● Quoted passage:
But structure is nevertheless a feature that music has to overcome, balance, and figure out. When a virtuoso performs a musical work, he must be obedient to the instrument and must not improvise as it will spoil the performance.10 On the other hand, a performer must not actualize his work in a purely mechanical fashion, but must give life and soul to the work in the same sense that the composer intended to give, and not give an impression of a “musical automaton” who recites a mere lesson and repeats mechanically what has been dictated to him. Here, Hegel refers to Genius as someone who is accounted only when the performer reaches a “spiritual height” by bringing the composer’s work to life. The spiritual height here lies precisely in the virtuoso’s capacity to unravel, execute, and expound the inner relations, oppositions, conflicts, etc. that occur among the notes within the melody.
These expressions triggered by music however, are not derivatives of sensuous material, nor are they a direct reaction to physical vibration—along with all kinds of various other forms of externalities—but rather, an ideal expression within the sphere of time as such.9 Due to the fact that music cannot rely on anything external due to its theoretical and temporal nature, it nurtures a spirited enrichment that it then needs to find an adequate mode of expression, before it annihilates itself within the sphere of space and time. Both, music and poetry gain an advantage when dealing with the auditory temporality of sound, where a steady flux of time must be apprehended according to some form of unit. In music, the equivalent of such a unit are notes; which succeed one after another according to the rules of structure, relation, harmony, tension, etc. This is what constitutes the object-free inwardness of music; consisting of musical notation, bars, beats, etc.—which again, according to the medium’s paradoxical nature—form its objective foundations, but also its absolute subjectivity and inner life.
The time-measure in music; which consists of a bar, a beat and a tempo; serve as the foundation of regularity on top of which the inner and absolute qualities of a melody can unfold. This structural definition draws similarities to classical Greek architecture—where columns of the same thickness must be placed alongside one another in accordance to devised principle of equality.11 Music borrows some of the successes achieved in the Greek columns in terms of devising methods of order and structure (whether this was deliberate or not, the similarities are nevertheless there). One of these is namely, the laws of symmetry and eurhythmy12 (deriving from Greek roots meaning beautiful or harmonious rhythm), except that music is not actualized in an external object and is the reason why it can only be expressed temporally.

● Short task A:
In the passage on Hegel's view of music, what three things make up the time-measure in music?
● Short task B:
Extend the passage on Hegel's view of music with one more paragraph that picks up after its final sentence.
The data after this point is not needed.

● Given data:

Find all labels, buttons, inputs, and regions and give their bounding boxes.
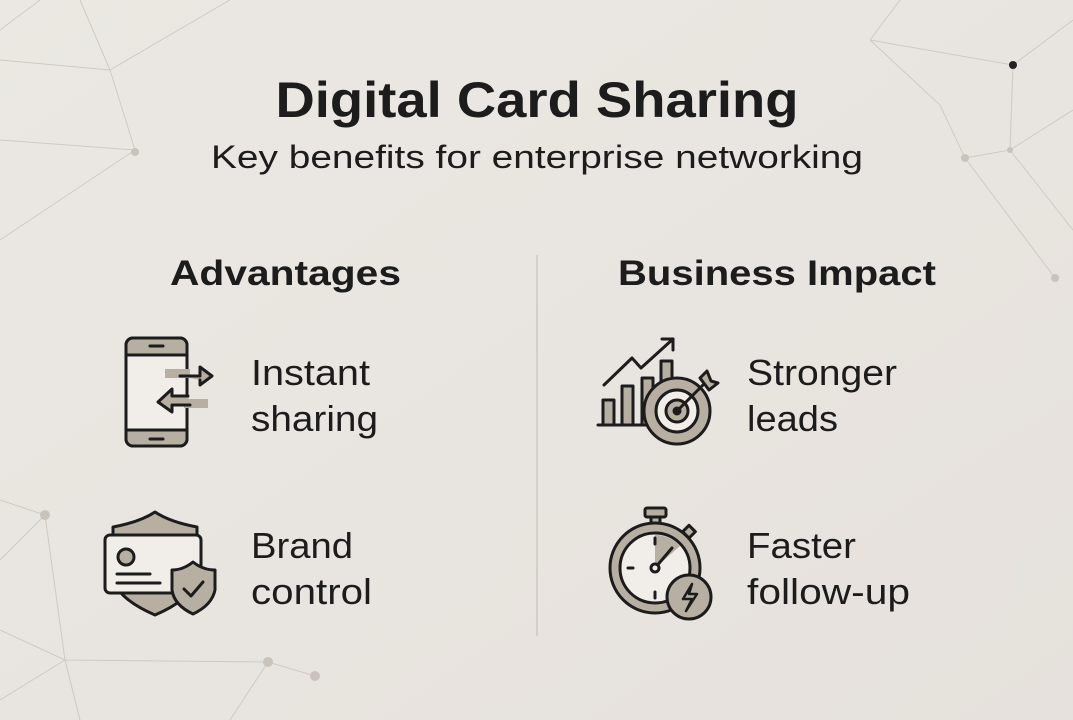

● Reply A:
A bar, a beat and a tempo.

● Reply B:
Another medium with which music shares it temporal and structural characteristics, is poetry. Among the many distinctions between music and poetry, Hegel emphasizes on the most prominent distinction among them—beat. Poetry in relation to music is not constrained to the repetitive time measures, which for the most, are fixated in music.13 The rhythmical time-measure in poetry, does however introduce a form of accent and caesura (verse in Greek) which corresponds to what is recognized in music as the rhythmical beat. The manner in which long syllables become more accented and more important than the shorter ones, is an example of how language can form an intricate sonorous structure within a poetic work. This relation between poetry and music, is further unraveled when an accent is put on shorter syllables, which can emphasize them relative to the longer ones.14 This example in the structural and relational quality of poetry, highlights its similarities with musical structure, while also hinting on poetry’s immense dependance on the meticulously devised structure in music—and even perhaps—in architecture.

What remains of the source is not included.